YOUR INSTRUCTIONS
Each line in the entries below that holds the string "института" is to be listed.

DATASET RECORDS

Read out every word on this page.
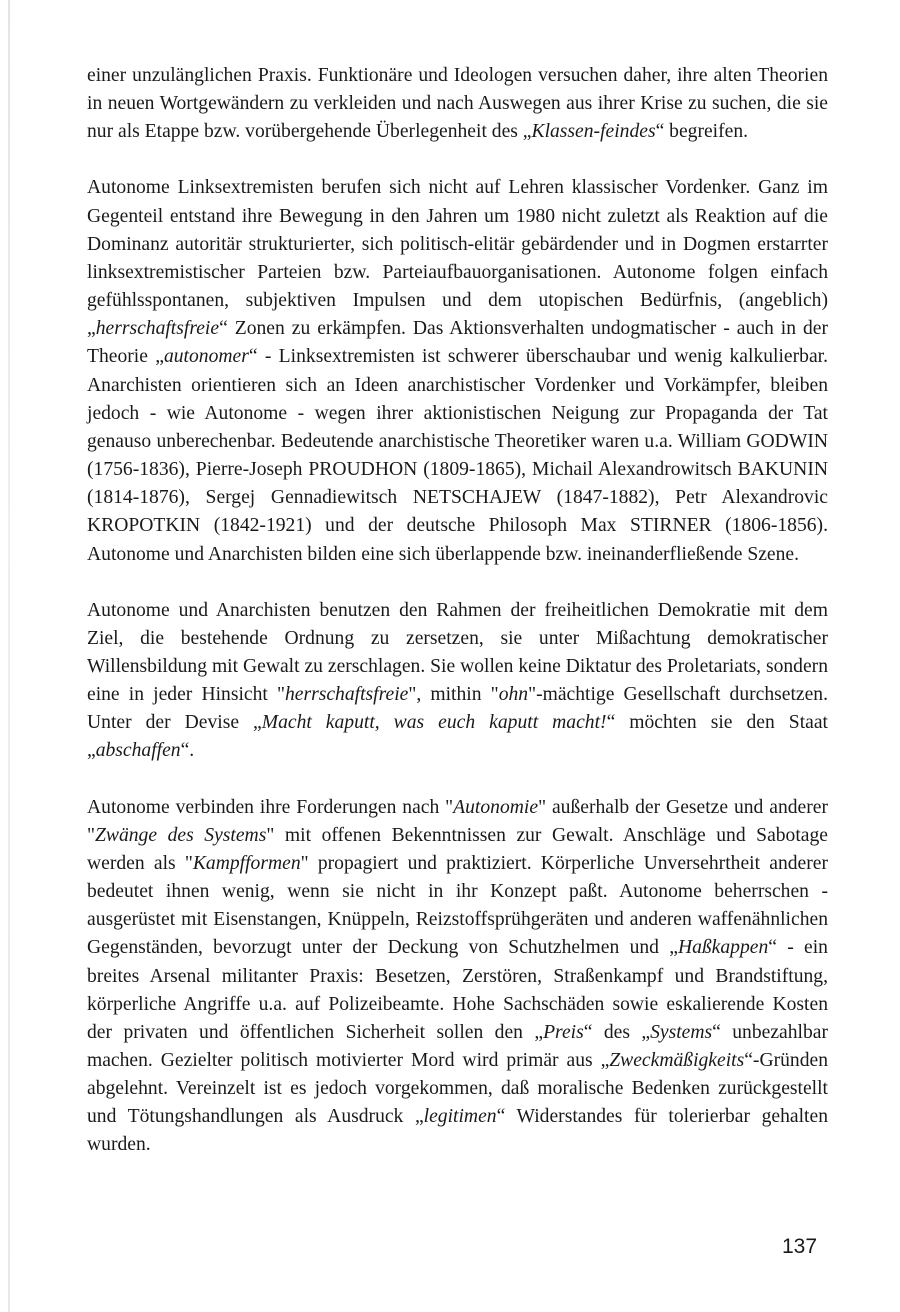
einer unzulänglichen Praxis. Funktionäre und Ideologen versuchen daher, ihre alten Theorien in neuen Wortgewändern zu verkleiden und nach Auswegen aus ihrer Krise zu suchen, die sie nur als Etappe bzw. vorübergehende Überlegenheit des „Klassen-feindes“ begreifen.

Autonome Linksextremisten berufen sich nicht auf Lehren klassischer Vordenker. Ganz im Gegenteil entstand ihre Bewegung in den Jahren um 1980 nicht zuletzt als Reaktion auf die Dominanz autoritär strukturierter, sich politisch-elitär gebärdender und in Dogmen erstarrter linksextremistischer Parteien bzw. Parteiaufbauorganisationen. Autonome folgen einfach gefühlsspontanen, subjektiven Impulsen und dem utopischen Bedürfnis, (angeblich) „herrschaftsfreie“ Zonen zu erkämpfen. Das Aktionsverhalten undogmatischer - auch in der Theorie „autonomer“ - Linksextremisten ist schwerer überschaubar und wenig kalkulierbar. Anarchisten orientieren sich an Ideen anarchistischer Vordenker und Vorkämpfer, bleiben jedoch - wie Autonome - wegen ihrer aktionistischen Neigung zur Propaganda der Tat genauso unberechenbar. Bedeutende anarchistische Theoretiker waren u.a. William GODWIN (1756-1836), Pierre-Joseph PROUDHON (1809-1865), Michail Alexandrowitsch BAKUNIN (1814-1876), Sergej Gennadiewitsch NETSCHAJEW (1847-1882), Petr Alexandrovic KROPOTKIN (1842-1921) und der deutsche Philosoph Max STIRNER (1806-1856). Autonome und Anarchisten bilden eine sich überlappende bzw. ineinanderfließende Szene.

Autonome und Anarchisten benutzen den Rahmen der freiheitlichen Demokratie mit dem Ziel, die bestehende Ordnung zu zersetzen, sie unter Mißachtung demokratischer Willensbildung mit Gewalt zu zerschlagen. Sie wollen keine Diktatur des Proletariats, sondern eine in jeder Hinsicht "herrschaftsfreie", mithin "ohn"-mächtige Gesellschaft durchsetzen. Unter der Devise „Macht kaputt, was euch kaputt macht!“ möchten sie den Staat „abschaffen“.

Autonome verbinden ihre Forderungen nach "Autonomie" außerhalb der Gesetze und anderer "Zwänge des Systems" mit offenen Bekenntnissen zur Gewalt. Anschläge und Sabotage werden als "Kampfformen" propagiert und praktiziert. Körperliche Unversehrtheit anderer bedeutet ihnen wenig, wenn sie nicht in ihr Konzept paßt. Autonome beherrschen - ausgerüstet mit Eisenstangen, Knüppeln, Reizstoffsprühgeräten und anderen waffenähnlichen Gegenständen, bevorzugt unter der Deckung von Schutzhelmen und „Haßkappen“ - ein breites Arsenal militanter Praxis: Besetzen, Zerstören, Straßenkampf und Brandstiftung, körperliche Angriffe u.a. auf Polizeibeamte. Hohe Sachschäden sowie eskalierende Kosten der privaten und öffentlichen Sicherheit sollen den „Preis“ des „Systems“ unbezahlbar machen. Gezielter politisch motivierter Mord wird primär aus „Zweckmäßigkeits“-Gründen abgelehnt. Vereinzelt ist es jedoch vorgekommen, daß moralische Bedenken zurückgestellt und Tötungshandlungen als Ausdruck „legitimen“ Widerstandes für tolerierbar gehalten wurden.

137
---
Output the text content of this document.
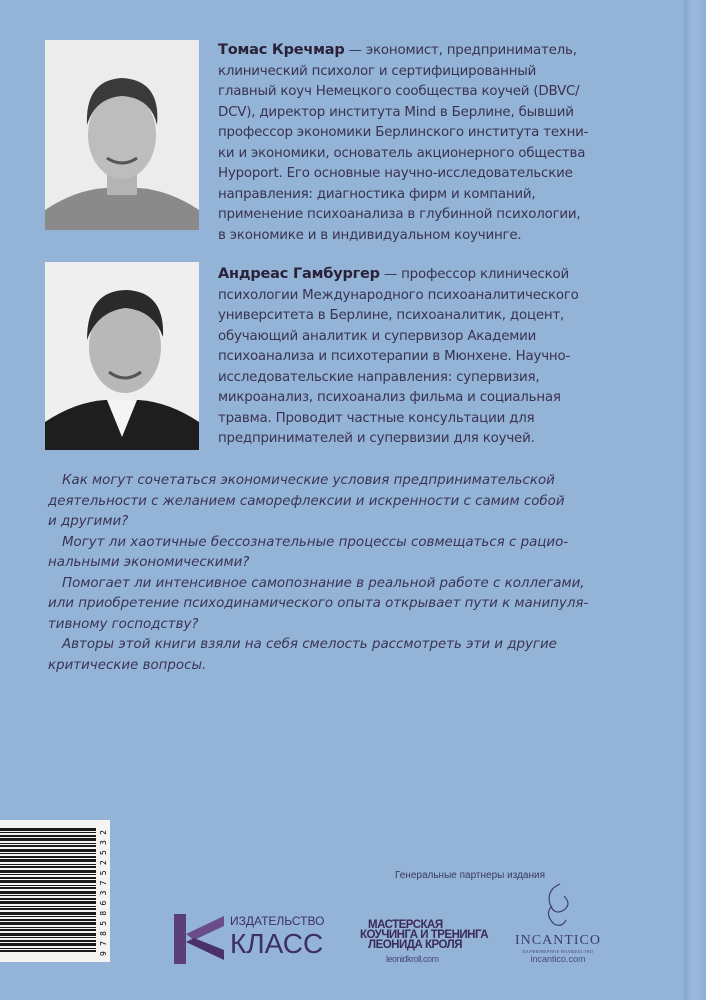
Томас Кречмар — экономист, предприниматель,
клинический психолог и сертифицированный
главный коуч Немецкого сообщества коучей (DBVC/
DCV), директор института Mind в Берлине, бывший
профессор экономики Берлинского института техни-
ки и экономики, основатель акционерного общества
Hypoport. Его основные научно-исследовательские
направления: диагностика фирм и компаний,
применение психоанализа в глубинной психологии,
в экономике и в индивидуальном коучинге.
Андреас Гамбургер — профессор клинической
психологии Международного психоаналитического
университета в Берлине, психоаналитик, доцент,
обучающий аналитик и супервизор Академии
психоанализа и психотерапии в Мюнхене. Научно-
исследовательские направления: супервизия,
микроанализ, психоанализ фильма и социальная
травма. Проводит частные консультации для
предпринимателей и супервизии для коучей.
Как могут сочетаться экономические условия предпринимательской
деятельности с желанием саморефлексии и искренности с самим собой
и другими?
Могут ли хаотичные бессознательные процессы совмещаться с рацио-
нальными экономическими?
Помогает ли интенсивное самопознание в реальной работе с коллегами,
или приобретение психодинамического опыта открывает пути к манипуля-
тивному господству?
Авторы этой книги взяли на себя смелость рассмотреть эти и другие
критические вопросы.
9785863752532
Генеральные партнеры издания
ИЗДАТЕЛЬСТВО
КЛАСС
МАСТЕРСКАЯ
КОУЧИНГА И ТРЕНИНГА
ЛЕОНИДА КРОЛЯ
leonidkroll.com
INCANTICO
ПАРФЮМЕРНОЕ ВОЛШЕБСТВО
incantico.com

FULL SOLUTION
DCV), директор института Mind в Берлине, бывший
профессор экономики Берлинского института техни-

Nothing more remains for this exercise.